## Exercise goal
Return the material word for word. Do not include pictures.

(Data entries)
■ ■ ■ ■ ■

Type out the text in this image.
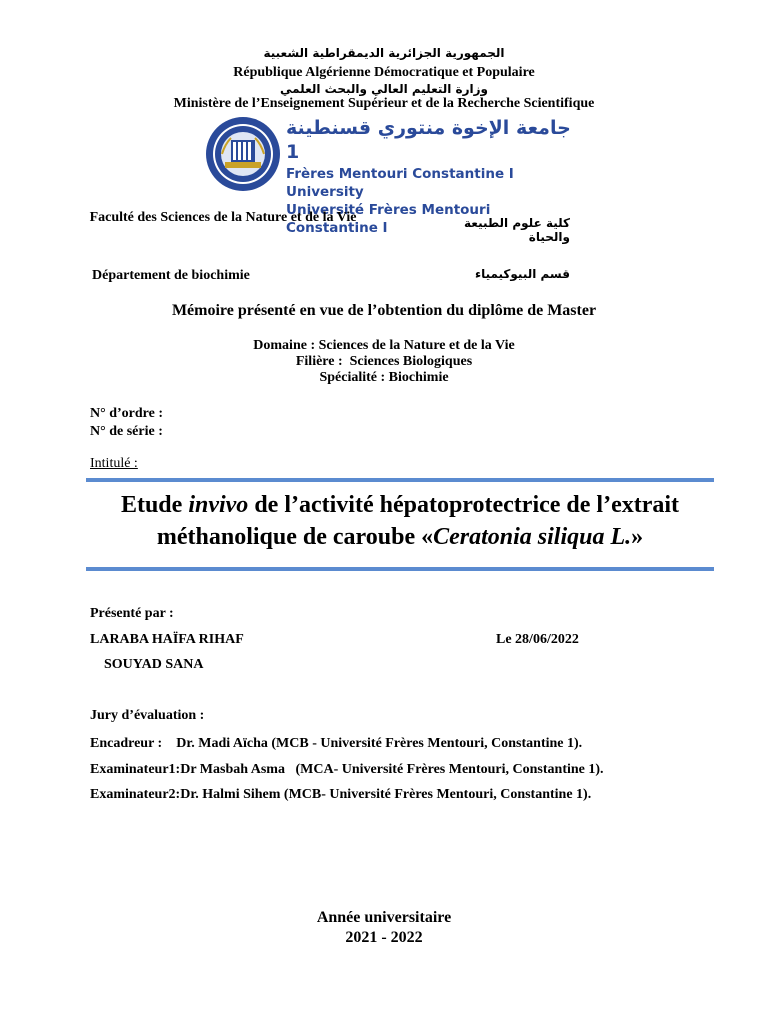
الجمهورية الجزائرية الديمقراطية الشعبية
République Algérienne Démocratique et Populaire
وزارة التعليم العالي والبحث العلمي
Ministère de l’Enseignement Supérieur et de la Recherche Scientifique
جامعة الإخوة منتوري قسنطينة 1
Frères Mentouri Constantine I University
Université Frères Mentouri Constantine I
Faculté des Sciences de la Nature et de la Vie	كلية علوم الطبيعة والحياة
Département de biochimie	قسم البيوكيمياء
Mémoire présenté en vue de l’obtention du diplôme de Master
Domaine : Sciences de la Nature et de la Vie
Filière :  Sciences Biologiques
Spécialité : Biochimie
N° d’ordre :
N° de série :
Intitulé :
Etude invivo de l’activité hépatoprotectrice de l’extrait méthanolique de caroube «Ceratonia siliqua L.»
Présenté par :
LARABA HAÏFA RIHAF	Le 28/06/2022
SOUYAD SANA
Jury d’évaluation :
Encadreur :    Dr. Madi Aïcha (MCB - Université Frères Mentouri, Constantine 1).
Examinateur1:Dr Masbah Asma   (MCA- Université Frères Mentouri, Constantine 1).
Examinateur2:Dr. Halmi Sihem (MCB- Université Frères Mentouri, Constantine 1).
Année universitaire
2021 - 2022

■ ■ ■ ■ ■

## The response
Type out the text in this image.
الجمهورية الجزائرية الديمقراطية الشعبية
République Algérienne Démocratique et Populaire
وزارة التعليم العالي والبحث العلمي
Ministère de l’Enseignement Supérieur et de la Recherche Scientifique
جامعة الإخوة منتوري قسنطينة 1
Frères Mentouri Constantine I University
Université Frères Mentouri Constantine I
Faculté des Sciences de la Nature et de la Vie	كلية علوم الطبيعة والحياة
Département de biochimie	قسم البيوكيمياء
Mémoire présenté en vue de l’obtention du diplôme de Master
Domaine : Sciences de la Nature et de la Vie
Filière :  Sciences Biologiques
Spécialité : Biochimie
N° d’ordre :
N° de série :
Intitulé :
Etude invivo de l’activité hépatoprotectrice de l’extrait méthanolique de caroube «Ceratonia siliqua L.»
Présenté par :
LARABA HAÏFA RIHAF	Le 28/06/2022
SOUYAD SANA
Jury d’évaluation :
Encadreur :    Dr. Madi Aïcha (MCB - Université Frères Mentouri, Constantine 1).
Examinateur1:Dr Masbah Asma   (MCA- Université Frères Mentouri, Constantine 1).
Examinateur2:Dr. Halmi Sihem (MCB- Université Frères Mentouri, Constantine 1).
Année universitaire
2021 - 2022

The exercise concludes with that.